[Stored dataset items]
▬▬▬▬▬▬
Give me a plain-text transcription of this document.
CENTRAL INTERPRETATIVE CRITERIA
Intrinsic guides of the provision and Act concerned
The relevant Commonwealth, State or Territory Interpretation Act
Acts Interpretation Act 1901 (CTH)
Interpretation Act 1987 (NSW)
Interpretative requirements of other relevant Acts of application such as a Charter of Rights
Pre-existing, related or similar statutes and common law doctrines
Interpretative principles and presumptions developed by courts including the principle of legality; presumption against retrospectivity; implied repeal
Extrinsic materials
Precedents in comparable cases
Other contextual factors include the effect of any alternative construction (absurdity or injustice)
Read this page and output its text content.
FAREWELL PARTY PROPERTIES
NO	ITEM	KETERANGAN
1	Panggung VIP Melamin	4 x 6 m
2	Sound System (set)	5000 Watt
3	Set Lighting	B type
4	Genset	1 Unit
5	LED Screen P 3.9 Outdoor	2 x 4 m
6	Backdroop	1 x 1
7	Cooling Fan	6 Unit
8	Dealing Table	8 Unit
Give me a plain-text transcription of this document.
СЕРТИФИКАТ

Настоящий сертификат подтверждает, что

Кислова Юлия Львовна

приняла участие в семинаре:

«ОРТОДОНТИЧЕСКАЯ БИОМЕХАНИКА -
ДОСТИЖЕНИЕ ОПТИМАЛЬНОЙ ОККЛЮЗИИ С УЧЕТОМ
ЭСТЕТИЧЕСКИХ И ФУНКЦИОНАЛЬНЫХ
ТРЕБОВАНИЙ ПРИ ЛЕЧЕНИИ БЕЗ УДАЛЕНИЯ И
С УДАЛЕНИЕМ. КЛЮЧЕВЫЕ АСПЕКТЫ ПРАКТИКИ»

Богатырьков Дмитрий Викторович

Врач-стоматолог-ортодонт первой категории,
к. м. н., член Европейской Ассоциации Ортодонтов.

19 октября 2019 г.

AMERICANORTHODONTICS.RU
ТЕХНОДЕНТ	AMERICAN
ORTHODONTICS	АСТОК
▬▬▬▬▬▬
Go through the lines above. Select every one that has the string "Unit".

4	Genset	1 Unit
7	Cooling Fan	6 Unit
8	Dealing Table	8 Unit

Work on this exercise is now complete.